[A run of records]
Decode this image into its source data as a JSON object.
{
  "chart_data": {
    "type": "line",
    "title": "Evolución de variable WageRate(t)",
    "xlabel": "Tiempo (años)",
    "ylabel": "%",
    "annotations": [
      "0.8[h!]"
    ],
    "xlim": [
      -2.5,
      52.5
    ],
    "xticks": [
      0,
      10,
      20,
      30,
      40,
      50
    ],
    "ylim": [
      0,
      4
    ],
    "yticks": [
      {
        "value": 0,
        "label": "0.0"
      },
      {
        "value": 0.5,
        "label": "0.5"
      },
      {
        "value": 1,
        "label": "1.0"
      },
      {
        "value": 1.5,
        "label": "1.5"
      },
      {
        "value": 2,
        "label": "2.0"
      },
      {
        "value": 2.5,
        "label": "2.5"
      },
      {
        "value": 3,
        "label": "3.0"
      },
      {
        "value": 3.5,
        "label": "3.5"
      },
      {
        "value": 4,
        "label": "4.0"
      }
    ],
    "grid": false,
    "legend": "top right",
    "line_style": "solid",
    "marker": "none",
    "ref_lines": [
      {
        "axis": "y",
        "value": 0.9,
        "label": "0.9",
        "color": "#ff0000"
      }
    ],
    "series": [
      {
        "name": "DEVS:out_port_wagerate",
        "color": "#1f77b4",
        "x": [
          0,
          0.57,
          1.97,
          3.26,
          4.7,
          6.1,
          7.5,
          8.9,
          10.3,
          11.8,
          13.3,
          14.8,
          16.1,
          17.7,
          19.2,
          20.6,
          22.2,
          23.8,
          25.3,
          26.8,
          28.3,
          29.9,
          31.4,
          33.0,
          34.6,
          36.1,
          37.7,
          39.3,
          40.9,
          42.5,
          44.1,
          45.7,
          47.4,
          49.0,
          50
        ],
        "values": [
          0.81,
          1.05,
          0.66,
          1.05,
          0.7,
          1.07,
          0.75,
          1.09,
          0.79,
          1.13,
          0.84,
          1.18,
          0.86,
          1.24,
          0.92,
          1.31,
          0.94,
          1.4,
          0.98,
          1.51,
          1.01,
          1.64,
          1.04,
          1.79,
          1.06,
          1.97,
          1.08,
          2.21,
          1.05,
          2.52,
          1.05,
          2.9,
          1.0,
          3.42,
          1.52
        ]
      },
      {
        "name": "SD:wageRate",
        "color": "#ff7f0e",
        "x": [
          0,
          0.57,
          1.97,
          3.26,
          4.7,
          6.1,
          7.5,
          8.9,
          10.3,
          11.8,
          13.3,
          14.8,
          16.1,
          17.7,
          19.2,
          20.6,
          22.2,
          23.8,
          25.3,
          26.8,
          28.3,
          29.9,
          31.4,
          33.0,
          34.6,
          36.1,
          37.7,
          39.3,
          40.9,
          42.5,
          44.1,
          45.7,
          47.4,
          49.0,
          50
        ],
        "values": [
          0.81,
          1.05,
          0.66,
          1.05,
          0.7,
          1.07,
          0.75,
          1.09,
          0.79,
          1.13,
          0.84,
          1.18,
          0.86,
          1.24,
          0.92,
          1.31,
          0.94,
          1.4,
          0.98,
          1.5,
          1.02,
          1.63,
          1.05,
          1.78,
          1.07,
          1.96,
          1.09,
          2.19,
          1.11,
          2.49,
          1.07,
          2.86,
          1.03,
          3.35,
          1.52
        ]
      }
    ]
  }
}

=== Objective ===
Transcribe every entry exactly, omitting nothing.

=== Response to this exercise ===
Decode this image into its source data as a JSON object.
{
  "chart_data": {
    "type": "line",
    "title": "Evolución de variable WageRate(t)",
    "xlabel": "Tiempo (años)",
    "ylabel": "%",
    "annotations": [
      "0.8[h!]"
    ],
    "xlim": [
      -2.5,
      52.5
    ],
    "xticks": [
      0,
      10,
      20,
      30,
      40,
      50
    ],
    "ylim": [
      0,
      4
    ],
    "yticks": [
      {
        "value": 0,
        "label": "0.0"
      },
      {
        "value": 0.5,
        "label": "0.5"
      },
      {
        "value": 1,
        "label": "1.0"
      },
      {
        "value": 1.5,
        "label": "1.5"
      },
      {
        "value": 2,
        "label": "2.0"
      },
      {
        "value": 2.5,
        "label": "2.5"
      },
      {
        "value": 3,
        "label": "3.0"
      },
      {
        "value": 3.5,
        "label": "3.5"
      },
      {
        "value": 4,
        "label": "4.0"
      }
    ],
    "grid": false,
    "legend": "top right",
    "line_style": "solid",
    "marker": "none",
    "ref_lines": [
      {
        "axis": "y",
        "value": 0.9,
        "label": "0.9",
        "color": "#ff0000"
      }
    ],
    "series": [
      {
        "name": "DEVS:out_port_wagerate",
        "color": "#1f77b4",
        "x": [
          0,
          0.57,
          1.97,
          3.26,
          4.7,
          6.1,
          7.5,
          8.9,
          10.3,
          11.8,
          13.3,
          14.8,
          16.1,
          17.7,
          19.2,
          20.6,
          22.2,
          23.8,
          25.3,
          26.8,
          28.3,
          29.9,
          31.4,
          33.0,
          34.6,
          36.1,
          37.7,
          39.3,
          40.9,
          42.5,
          44.1,
          45.7,
          47.4,
          49.0,
          50
        ],
        "values": [
          0.81,
          1.05,
          0.66,
          1.05,
          0.7,
          1.07,
          0.75,
          1.09,
          0.79,
          1.13,
          0.84,
          1.18,
          0.86,
          1.24,
          0.92,
          1.31,
          0.94,
          1.4,
          0.98,
          1.51,
          1.01,
          1.64,
          1.04,
          1.79,
          1.06,
          1.97,
          1.08,
          2.21,
          1.05,
          2.52,
          1.05,
          2.9,
          1.0,
          3.42,
          1.52
        ]
      },
      {
        "name": "SD:wageRate",
        "color": "#ff7f0e",
        "x": [
          0,
          0.57,
          1.97,
          3.26,
          4.7,
          6.1,
          7.5,
          8.9,
          10.3,
          11.8,
          13.3,
          14.8,
          16.1,
          17.7,
          19.2,
          20.6,
          22.2,
          23.8,
          25.3,
          26.8,
          28.3,
          29.9,
          31.4,
          33.0,
          34.6,
          36.1,
          37.7,
          39.3,
          40.9,
          42.5,
          44.1,
          45.7,
          47.4,
          49.0,
          50
        ],
        "values": [
          0.81,
          1.05,
          0.66,
          1.05,
          0.7,
          1.07,
          0.75,
          1.09,
          0.79,
          1.13,
          0.84,
          1.18,
          0.86,
          1.24,
          0.92,
          1.31,
          0.94,
          1.4,
          0.98,
          1.5,
          1.02,
          1.63,
          1.05,
          1.78,
          1.07,
          1.96,
          1.09,
          2.19,
          1.11,
          2.49,
          1.07,
          2.86,
          1.03,
          3.35,
          1.52
        ]
      }
    ]
  }
}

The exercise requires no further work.